WHAT THE TASK ASKS >>
Write out each entry, exactly the way it appears.
************
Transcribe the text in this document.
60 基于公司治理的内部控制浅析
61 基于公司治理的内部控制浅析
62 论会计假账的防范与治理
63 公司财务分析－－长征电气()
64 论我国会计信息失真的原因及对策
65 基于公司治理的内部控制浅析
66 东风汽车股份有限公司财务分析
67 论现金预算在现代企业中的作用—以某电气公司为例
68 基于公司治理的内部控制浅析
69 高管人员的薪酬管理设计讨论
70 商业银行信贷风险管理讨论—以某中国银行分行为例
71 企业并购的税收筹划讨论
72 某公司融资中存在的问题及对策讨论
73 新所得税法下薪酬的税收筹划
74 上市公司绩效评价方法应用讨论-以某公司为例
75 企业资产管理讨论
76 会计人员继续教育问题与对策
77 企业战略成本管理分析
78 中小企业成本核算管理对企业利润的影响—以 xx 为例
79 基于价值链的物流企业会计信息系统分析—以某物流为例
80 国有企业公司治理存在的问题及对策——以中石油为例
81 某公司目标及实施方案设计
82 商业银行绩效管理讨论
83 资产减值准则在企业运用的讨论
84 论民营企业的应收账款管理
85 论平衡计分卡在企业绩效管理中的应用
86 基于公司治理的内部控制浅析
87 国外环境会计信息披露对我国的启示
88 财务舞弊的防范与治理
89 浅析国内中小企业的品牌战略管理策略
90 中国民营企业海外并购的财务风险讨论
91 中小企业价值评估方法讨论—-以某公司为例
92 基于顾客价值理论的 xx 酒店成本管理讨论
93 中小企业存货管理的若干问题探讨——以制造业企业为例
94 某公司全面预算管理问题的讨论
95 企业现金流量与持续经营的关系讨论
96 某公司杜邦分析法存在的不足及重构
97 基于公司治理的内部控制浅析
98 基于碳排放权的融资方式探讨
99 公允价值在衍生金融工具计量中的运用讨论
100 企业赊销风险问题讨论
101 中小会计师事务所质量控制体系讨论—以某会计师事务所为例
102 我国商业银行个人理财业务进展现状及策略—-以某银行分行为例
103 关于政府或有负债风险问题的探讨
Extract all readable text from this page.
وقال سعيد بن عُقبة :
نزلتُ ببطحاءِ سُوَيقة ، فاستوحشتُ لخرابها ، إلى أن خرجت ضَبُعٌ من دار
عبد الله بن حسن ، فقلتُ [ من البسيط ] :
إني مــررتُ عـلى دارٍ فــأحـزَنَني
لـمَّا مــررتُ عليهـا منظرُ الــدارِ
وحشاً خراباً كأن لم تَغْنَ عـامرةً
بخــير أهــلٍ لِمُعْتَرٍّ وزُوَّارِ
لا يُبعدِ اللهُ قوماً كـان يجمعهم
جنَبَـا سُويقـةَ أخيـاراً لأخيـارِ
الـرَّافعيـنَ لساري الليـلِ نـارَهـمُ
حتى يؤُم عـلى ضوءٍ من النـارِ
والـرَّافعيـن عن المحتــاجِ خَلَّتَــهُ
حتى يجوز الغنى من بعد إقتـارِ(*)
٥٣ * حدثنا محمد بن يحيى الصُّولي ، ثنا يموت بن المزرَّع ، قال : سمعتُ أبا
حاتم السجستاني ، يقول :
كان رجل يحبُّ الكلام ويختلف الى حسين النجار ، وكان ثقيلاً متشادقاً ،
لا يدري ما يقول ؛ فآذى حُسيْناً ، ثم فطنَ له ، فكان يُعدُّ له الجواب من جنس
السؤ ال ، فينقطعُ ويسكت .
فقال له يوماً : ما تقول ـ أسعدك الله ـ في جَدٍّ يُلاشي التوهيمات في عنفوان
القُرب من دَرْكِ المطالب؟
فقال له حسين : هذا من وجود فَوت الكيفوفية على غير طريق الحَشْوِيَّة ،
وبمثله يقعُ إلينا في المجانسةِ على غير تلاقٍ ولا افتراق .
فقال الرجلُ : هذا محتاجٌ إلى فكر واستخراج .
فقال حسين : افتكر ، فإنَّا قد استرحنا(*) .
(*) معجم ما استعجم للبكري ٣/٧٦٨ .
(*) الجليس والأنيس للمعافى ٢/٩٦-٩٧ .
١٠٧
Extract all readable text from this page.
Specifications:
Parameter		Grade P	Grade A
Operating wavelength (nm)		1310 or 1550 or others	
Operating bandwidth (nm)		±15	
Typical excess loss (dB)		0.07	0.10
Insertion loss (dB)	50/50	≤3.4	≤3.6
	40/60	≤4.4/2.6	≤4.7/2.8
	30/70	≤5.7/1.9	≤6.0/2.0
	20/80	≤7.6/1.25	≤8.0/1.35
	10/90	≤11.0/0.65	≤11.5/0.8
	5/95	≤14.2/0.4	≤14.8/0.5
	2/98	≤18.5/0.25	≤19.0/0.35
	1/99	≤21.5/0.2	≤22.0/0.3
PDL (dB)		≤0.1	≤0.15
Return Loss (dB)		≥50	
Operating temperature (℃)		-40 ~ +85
************
OUTPUT >>
Transcribe the text in this document.
60 基于公司治理的内部控制浅析
61 基于公司治理的内部控制浅析
62 论会计假账的防范与治理
63 公司财务分析－－长征电气()
64 论我国会计信息失真的原因及对策
65 基于公司治理的内部控制浅析
66 东风汽车股份有限公司财务分析
67 论现金预算在现代企业中的作用—以某电气公司为例
68 基于公司治理的内部控制浅析
69 高管人员的薪酬管理设计讨论
70 商业银行信贷风险管理讨论—以某中国银行分行为例
71 企业并购的税收筹划讨论
72 某公司融资中存在的问题及对策讨论
73 新所得税法下薪酬的税收筹划
74 上市公司绩效评价方法应用讨论-以某公司为例
75 企业资产管理讨论
76 会计人员继续教育问题与对策
77 企业战略成本管理分析
78 中小企业成本核算管理对企业利润的影响—以 xx 为例
79 基于价值链的物流企业会计信息系统分析—以某物流为例
80 国有企业公司治理存在的问题及对策——以中石油为例
81 某公司目标及实施方案设计
82 商业银行绩效管理讨论
83 资产减值准则在企业运用的讨论
84 论民营企业的应收账款管理
85 论平衡计分卡在企业绩效管理中的应用
86 基于公司治理的内部控制浅析
87 国外环境会计信息披露对我国的启示
88 财务舞弊的防范与治理
89 浅析国内中小企业的品牌战略管理策略
90 中国民营企业海外并购的财务风险讨论
91 中小企业价值评估方法讨论—-以某公司为例
92 基于顾客价值理论的 xx 酒店成本管理讨论
93 中小企业存货管理的若干问题探讨——以制造业企业为例
94 某公司全面预算管理问题的讨论
95 企业现金流量与持续经营的关系讨论
96 某公司杜邦分析法存在的不足及重构
97 基于公司治理的内部控制浅析
98 基于碳排放权的融资方式探讨
99 公允价值在衍生金融工具计量中的运用讨论
100 企业赊销风险问题讨论
101 中小会计师事务所质量控制体系讨论—以某会计师事务所为例
102 我国商业银行个人理财业务进展现状及策略—-以某银行分行为例
103 关于政府或有负债风险问题的探讨
Extract all readable text from this page.
وقال سعيد بن عُقبة :
نزلتُ ببطحاءِ سُوَيقة ، فاستوحشتُ لخرابها ، إلى أن خرجت ضَبُعٌ من دار
عبد الله بن حسن ، فقلتُ [ من البسيط ] :
إني مــررتُ عـلى دارٍ فــأحـزَنَني
لـمَّا مــررتُ عليهـا منظرُ الــدارِ
وحشاً خراباً كأن لم تَغْنَ عـامرةً
بخــير أهــلٍ لِمُعْتَرٍّ وزُوَّارِ
لا يُبعدِ اللهُ قوماً كـان يجمعهم
جنَبَـا سُويقـةَ أخيـاراً لأخيـارِ
الـرَّافعيـنَ لساري الليـلِ نـارَهـمُ
حتى يؤُم عـلى ضوءٍ من النـارِ
والـرَّافعيـن عن المحتــاجِ خَلَّتَــهُ
حتى يجوز الغنى من بعد إقتـارِ(*)
٥٣ * حدثنا محمد بن يحيى الصُّولي ، ثنا يموت بن المزرَّع ، قال : سمعتُ أبا
حاتم السجستاني ، يقول :
كان رجل يحبُّ الكلام ويختلف الى حسين النجار ، وكان ثقيلاً متشادقاً ،
لا يدري ما يقول ؛ فآذى حُسيْناً ، ثم فطنَ له ، فكان يُعدُّ له الجواب من جنس
السؤ ال ، فينقطعُ ويسكت .
فقال له يوماً : ما تقول ـ أسعدك الله ـ في جَدٍّ يُلاشي التوهيمات في عنفوان
القُرب من دَرْكِ المطالب؟
فقال له حسين : هذا من وجود فَوت الكيفوفية على غير طريق الحَشْوِيَّة ،
وبمثله يقعُ إلينا في المجانسةِ على غير تلاقٍ ولا افتراق .
فقال الرجلُ : هذا محتاجٌ إلى فكر واستخراج .
فقال حسين : افتكر ، فإنَّا قد استرحنا(*) .
(*) معجم ما استعجم للبكري ٣/٧٦٨ .
(*) الجليس والأنيس للمعافى ٢/٩٦-٩٧ .
١٠٧
Extract all readable text from this page.
Specifications:
Parameter		Grade P	Grade A
Operating wavelength (nm)		1310 or 1550 or others	
Operating bandwidth (nm)		±15	
Typical excess loss (dB)		0.07	0.10
Insertion loss (dB)	50/50	≤3.4	≤3.6
	40/60	≤4.4/2.6	≤4.7/2.8
	30/70	≤5.7/1.9	≤6.0/2.0
	20/80	≤7.6/1.25	≤8.0/1.35
	10/90	≤11.0/0.65	≤11.5/0.8
	5/95	≤14.2/0.4	≤14.8/0.5
	2/98	≤18.5/0.25	≤19.0/0.35
	1/99	≤21.5/0.2	≤22.0/0.3
PDL (dB)		≤0.1	≤0.15
Return Loss (dB)		≥50	
Operating temperature (℃)		-40 ~ +85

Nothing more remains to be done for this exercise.